TASK
In the thread on immortality and dictators below, reproduce everything from "Dictators are much" down to "country/the whole world?" word for word.

SOURCE EXTRACT
But we’re not debating if immortality over the last thousand years would have been better or not, we’re looking at current times and then estimating forward, right? (I agree a thousand years ago immortality would have been much much riskier than starting today)
In today’s economy/society great minds can instantly coordinate and outnumber the dictators by a large margin. I believe this trend will continue and that if you allow all minds to continue the great minds will outgrow the dictator minds and dominate the equation.
Dictators are much more likely to die (not from aging) than the average great mind (more than 50x?). This means that great minds will continue to multiply in numbers and resources while dictators sometimes die off (from their risky lifestyle of power-grabbing).
Once there are 10,000 more brilliant minds with 1,000x more resources than the evil dictators how do you expect the evil dictator to successfully power grab a whole country/the whole world?
I agree that probably you’d be fine starting today, and it’s a much safer bet than starting 1,000 years ago, but is it a safer bet than waiting say another 200 years?

RECORD LIST
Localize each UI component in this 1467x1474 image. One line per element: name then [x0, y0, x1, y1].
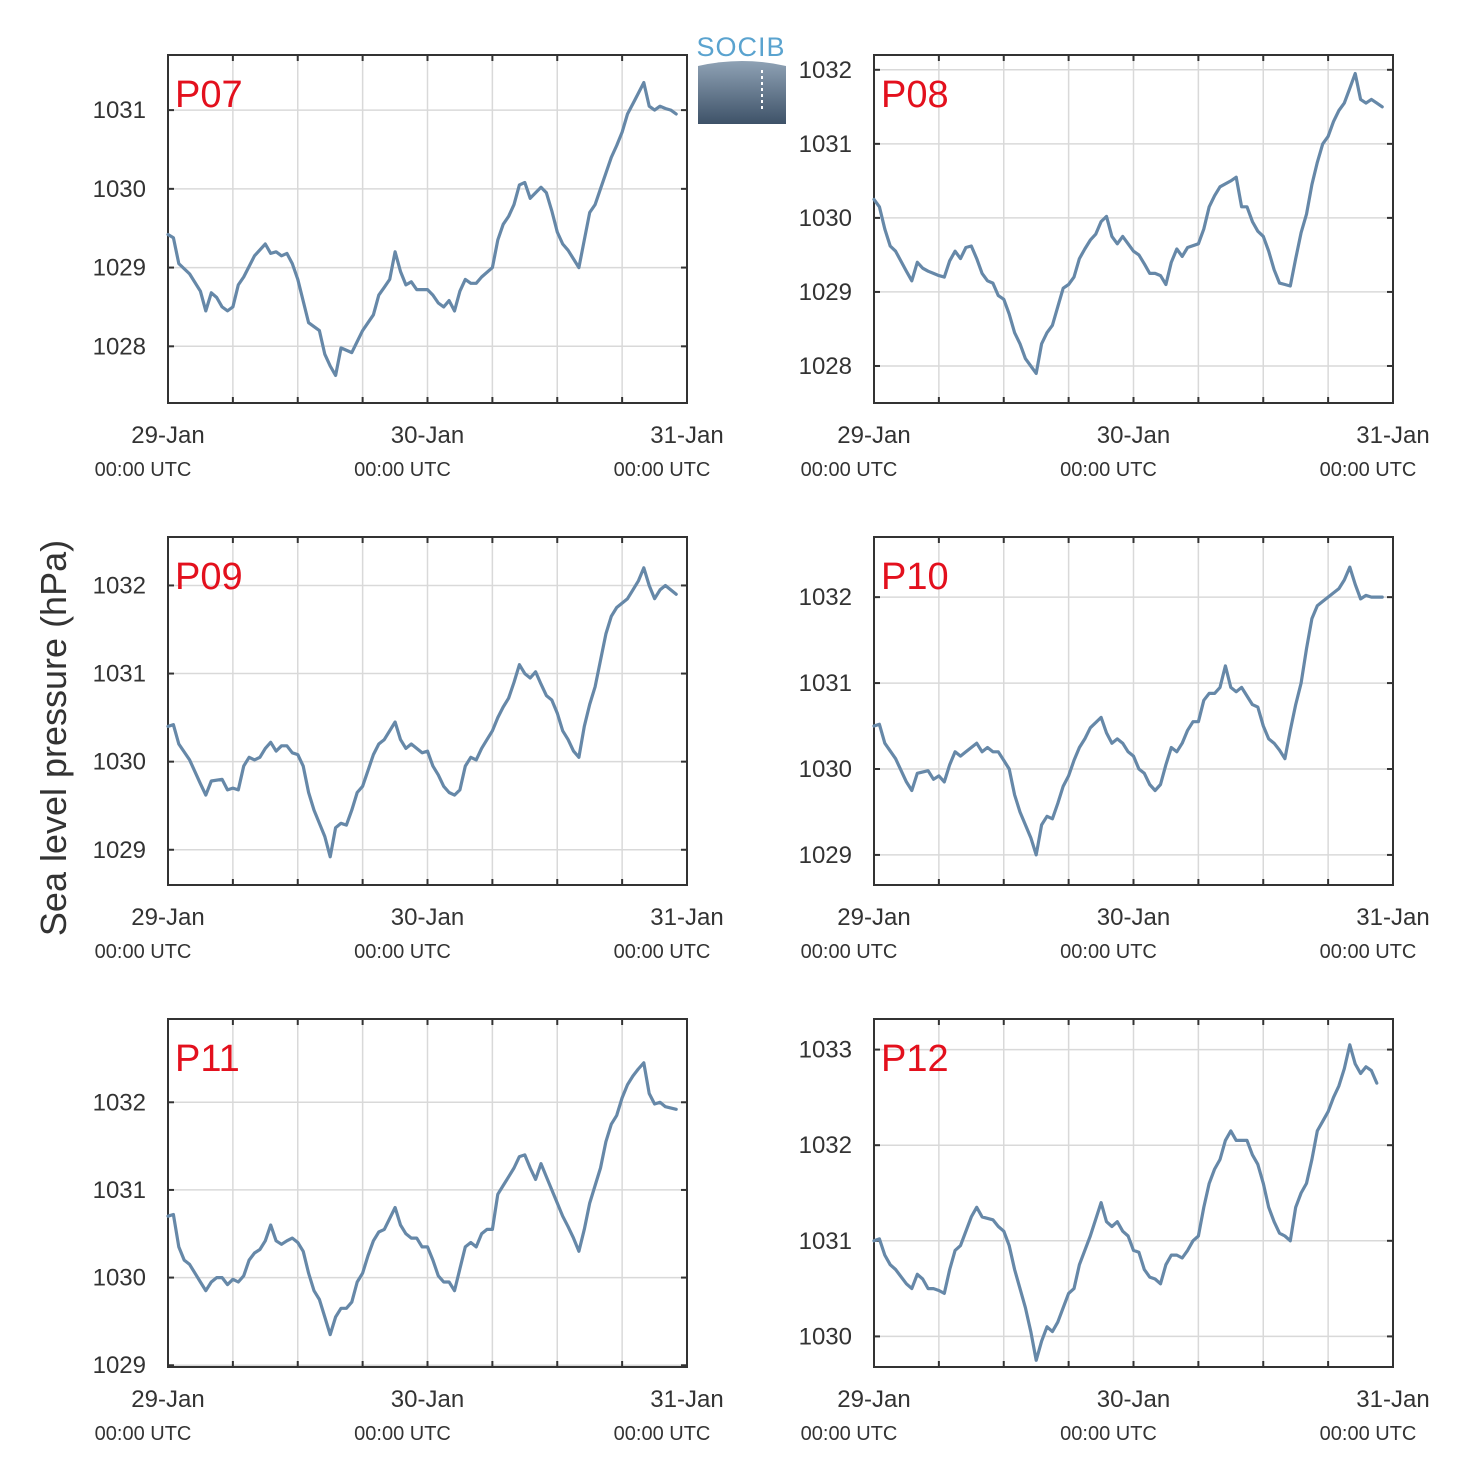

* * *

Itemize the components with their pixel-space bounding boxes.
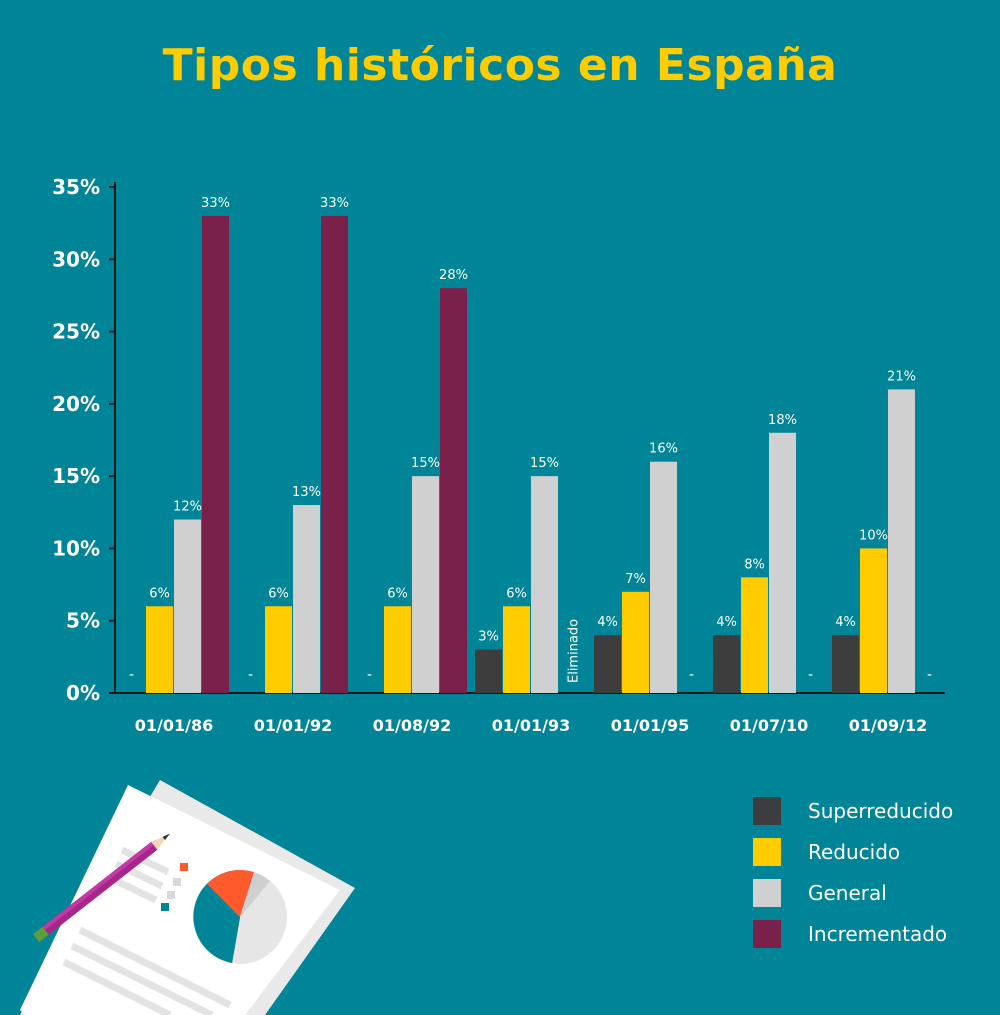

ANSWER FOR THIS EXERCISE
Dictators are much more likely to die (not from aging) than the average great mind (more than 50x?). This means that great minds will continue to multiply in numbers and resources while dictators sometimes die off (from their risky lifestyle of power-grabbing).
Once there are 10,000 more brilliant minds with 1,000x more resources than the evil dictators how do you expect the evil dictator to successfully power grab a whole country/the whole world?